TASK STATEMENT | Among the records that follow, count the lines with the string "indexed"; report only that count.

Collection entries
***

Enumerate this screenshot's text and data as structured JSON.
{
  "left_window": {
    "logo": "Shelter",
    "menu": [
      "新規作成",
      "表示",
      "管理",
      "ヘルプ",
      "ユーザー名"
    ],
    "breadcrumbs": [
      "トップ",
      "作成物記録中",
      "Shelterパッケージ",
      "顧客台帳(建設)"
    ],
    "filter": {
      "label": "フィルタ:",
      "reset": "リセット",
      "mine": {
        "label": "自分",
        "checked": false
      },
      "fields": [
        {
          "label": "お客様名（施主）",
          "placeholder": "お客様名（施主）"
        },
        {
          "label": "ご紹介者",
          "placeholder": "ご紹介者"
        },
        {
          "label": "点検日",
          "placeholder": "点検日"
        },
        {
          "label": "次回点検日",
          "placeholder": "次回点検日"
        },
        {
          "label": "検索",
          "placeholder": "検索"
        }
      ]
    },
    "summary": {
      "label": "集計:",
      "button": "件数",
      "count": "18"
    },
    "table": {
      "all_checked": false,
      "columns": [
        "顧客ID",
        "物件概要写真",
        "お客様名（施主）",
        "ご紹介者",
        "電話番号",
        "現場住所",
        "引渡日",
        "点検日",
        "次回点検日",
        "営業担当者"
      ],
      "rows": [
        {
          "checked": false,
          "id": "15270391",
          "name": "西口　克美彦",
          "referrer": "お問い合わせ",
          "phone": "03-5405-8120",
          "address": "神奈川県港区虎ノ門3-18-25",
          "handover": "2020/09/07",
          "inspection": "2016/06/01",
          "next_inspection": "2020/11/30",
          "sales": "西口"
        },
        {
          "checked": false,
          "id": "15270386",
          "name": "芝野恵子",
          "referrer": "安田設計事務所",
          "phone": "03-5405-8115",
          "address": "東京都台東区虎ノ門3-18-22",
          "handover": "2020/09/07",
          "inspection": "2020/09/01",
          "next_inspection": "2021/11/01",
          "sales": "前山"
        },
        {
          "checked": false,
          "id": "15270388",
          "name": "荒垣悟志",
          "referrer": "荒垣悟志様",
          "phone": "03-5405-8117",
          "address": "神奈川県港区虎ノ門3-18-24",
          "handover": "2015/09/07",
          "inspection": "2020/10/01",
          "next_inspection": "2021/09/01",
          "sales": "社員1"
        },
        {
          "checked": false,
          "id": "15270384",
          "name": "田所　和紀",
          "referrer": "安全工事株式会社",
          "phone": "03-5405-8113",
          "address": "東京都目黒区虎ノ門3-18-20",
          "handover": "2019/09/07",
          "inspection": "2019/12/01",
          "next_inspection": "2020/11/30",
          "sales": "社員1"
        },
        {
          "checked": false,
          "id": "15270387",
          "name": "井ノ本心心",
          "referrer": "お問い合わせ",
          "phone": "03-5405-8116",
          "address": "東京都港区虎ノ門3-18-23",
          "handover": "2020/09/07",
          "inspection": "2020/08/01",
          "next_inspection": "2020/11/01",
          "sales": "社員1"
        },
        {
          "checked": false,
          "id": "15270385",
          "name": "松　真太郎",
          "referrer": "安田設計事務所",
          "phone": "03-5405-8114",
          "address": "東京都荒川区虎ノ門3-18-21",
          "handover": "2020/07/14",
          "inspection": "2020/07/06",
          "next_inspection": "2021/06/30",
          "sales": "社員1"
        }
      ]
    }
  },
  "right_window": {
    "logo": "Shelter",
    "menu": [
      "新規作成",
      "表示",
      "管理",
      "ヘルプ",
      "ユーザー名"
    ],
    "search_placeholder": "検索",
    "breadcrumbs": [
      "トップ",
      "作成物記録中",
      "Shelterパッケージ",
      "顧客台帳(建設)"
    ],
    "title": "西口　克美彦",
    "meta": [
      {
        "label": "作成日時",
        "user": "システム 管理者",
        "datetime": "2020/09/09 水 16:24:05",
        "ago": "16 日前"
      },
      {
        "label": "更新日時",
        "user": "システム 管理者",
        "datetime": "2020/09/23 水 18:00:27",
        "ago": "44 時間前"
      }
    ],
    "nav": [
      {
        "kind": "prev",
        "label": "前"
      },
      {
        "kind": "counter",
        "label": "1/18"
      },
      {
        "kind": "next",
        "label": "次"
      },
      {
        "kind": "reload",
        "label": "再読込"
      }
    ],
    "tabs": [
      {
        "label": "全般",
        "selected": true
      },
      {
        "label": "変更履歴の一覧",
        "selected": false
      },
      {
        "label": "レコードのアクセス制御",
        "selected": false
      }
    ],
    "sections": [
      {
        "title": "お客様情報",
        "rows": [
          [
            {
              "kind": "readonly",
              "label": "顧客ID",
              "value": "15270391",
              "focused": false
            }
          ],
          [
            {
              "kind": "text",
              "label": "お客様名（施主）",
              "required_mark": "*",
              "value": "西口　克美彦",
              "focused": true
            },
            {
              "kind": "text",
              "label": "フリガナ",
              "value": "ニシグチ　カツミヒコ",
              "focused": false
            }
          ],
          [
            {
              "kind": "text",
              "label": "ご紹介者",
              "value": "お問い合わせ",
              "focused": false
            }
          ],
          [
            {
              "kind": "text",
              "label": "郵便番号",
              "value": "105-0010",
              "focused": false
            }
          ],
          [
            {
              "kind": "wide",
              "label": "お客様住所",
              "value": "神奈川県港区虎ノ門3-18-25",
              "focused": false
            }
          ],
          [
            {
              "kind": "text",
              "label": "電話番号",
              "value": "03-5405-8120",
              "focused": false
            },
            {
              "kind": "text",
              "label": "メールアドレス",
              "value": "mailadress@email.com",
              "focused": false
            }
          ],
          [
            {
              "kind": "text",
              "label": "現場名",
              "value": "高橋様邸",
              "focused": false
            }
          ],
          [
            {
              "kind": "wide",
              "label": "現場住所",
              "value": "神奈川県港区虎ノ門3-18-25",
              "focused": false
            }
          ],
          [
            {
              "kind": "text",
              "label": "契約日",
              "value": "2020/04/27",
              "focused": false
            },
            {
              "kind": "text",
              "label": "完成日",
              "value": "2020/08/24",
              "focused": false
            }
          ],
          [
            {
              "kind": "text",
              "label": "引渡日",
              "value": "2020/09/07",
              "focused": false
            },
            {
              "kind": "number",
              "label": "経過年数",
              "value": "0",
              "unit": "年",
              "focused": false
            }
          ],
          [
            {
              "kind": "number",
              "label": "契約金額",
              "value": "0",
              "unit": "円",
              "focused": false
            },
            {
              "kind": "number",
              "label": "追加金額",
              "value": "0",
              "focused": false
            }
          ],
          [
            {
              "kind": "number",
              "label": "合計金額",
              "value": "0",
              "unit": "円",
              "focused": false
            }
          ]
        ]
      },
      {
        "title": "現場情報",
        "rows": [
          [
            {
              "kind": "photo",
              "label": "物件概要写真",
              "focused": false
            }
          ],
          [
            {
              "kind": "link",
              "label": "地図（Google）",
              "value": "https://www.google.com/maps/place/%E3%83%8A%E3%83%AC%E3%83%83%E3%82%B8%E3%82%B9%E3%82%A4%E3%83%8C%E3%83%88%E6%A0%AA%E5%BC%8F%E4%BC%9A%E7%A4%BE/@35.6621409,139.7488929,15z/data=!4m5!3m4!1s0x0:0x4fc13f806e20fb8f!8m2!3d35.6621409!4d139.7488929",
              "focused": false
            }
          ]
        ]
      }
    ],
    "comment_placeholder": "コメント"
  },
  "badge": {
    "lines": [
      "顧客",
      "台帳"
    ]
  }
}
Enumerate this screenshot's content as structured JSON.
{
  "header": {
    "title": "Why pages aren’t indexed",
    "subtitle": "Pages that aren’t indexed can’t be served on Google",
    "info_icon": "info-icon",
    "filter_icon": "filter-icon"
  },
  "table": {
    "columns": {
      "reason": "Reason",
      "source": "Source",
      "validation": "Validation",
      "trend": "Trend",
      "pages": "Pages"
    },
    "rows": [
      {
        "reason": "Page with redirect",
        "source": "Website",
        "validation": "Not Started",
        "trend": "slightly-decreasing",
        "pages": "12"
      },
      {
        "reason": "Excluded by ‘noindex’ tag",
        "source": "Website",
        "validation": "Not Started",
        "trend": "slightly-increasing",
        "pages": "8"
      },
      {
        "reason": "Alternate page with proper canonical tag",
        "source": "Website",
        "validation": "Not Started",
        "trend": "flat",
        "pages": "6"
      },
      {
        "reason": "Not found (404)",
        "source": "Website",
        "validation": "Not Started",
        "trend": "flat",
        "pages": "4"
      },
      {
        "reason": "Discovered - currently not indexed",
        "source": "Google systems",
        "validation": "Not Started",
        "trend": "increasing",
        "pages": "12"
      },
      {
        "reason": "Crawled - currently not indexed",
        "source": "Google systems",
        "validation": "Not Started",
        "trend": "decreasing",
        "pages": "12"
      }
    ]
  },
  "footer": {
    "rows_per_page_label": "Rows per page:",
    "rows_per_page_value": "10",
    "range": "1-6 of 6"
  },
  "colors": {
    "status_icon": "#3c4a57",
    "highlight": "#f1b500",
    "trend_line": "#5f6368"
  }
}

***

TASK RESULT | 4